# start of SELECTION

In short, the jury is still out on what “searches and seizures” means with regards to social media. But what about the “unreasonable” part of the Fourth Amendment? That too has its complications.

In a 2012 Congressional Research Service report (pdf), attorney Richard M. Thompson II explains how our changing view of privacy and technology affects the Fourth Amendment. He’s writing here about domestic drone surveillance, but it applies equally to social media, Google Glass, or any other technology that becomes ingrained into modern life.

“The touchstone of the Fourth Amendment is reasonableness,” writes Thompson. “A reviewing court’s determination of the reasonableness of a drone search would likely be informed by … society’s conception of privacy in an age of rapid technological advancement.”

# end of SELECTION
# start of MATERIAL SHOWN

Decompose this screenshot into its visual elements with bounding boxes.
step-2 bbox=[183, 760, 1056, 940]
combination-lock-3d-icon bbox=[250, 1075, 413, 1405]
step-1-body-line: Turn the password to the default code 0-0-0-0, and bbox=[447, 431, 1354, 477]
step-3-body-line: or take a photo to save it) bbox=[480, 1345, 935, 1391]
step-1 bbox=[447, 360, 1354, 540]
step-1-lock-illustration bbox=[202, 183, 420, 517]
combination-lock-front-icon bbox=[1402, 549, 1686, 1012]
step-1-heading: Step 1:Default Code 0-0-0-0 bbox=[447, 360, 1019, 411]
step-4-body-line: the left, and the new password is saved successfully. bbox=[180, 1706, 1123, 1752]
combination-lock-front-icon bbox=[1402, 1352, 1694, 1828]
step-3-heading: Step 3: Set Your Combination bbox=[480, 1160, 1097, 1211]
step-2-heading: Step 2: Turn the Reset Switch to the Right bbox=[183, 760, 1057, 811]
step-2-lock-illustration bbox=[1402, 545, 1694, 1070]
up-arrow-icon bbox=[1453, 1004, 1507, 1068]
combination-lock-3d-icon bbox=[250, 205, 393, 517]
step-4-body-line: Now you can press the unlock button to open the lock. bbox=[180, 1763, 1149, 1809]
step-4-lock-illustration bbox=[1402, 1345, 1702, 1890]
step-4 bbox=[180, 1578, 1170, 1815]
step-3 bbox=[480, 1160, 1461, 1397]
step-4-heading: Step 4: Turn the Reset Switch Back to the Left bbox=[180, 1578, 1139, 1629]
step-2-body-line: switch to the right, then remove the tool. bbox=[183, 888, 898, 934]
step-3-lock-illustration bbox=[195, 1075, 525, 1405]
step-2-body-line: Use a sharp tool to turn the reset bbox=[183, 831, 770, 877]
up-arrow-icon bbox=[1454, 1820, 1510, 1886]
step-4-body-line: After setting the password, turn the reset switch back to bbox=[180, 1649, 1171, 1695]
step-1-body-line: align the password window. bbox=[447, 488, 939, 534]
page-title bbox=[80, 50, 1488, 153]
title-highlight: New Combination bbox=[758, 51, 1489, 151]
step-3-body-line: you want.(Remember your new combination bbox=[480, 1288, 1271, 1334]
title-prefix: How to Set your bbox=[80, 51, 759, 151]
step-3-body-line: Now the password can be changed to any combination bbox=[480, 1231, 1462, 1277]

# end of MATERIAL SHOWN

PROMPT A:
Answer these questions from the passage on the Fourth Amendment and social media:
(i) In what year was the Congressional Research Service report published?
(ii) According to Thompson, what is the touchstone of the Fourth Amendment?
(iii) What kind of surveillance is Thompson writing about?
PROMPT B: Reproduce the part of the passage on the Fourth Amendment and social media starting at "In a 2012 Congressional" and ending at "into modern life.".
PROMPT C: Write the next part of the passage on the Fourth Amendment and social media, picking up after its last sentence.

WRITTEN ANSWER A:
(i) 2012
(ii) Reasonableness
(iii) Domestic drone surveillance

WRITTEN ANSWER B:
In a 2012 Congressional Research Service report (pdf), attorney Richard M. Thompson II explains how our changing view of privacy and technology affects the Fourth Amendment. He’s writing here about domestic drone surveillance, but it applies equally to social media, Google Glass, or any other technology that becomes ingrained into modern life.

WRITTEN ANSWER C:
It is our rapidly evolving “conception of privacy in an age of rapid technological advancement” that makes interpreting the Fourth Amendment infinitely more difficult. We collectively share an unprecedented amount about our lives on the public Web; we even know instinctively that government agencies like the NSA have access to what we do online – a fact that, even alone, muddles what kind of privacy we truly expect. And yet, we continue to fret over Facebook privacy settings and Instagram terms of service. We install AdBlock Plus and sign up for VPNs. We strive for privacy, for control of our data, but expect none of it. This disconnect between our hopes and cynicism helps create the perfect wiggle room for “legal” dragnet surveillance.

The dangers inherent in our changing expectations of privacy are “something I bring up a lot to explain why being vigilant about privacy is important,” says Sarah Downey, an attorney and privacy analyst for anti-tracking software company Abine.

“If American society gets complacent about things like widespread sharing of restricted information, NSA spying, and corporate data collection, we weaken our constitutional protections against privacy invasions and searches,” she says. In other words, the very act of sharing parts of your life online, or agreeing to hand over your data recklessly, potentially weakens the constitutional protections awarded to us all.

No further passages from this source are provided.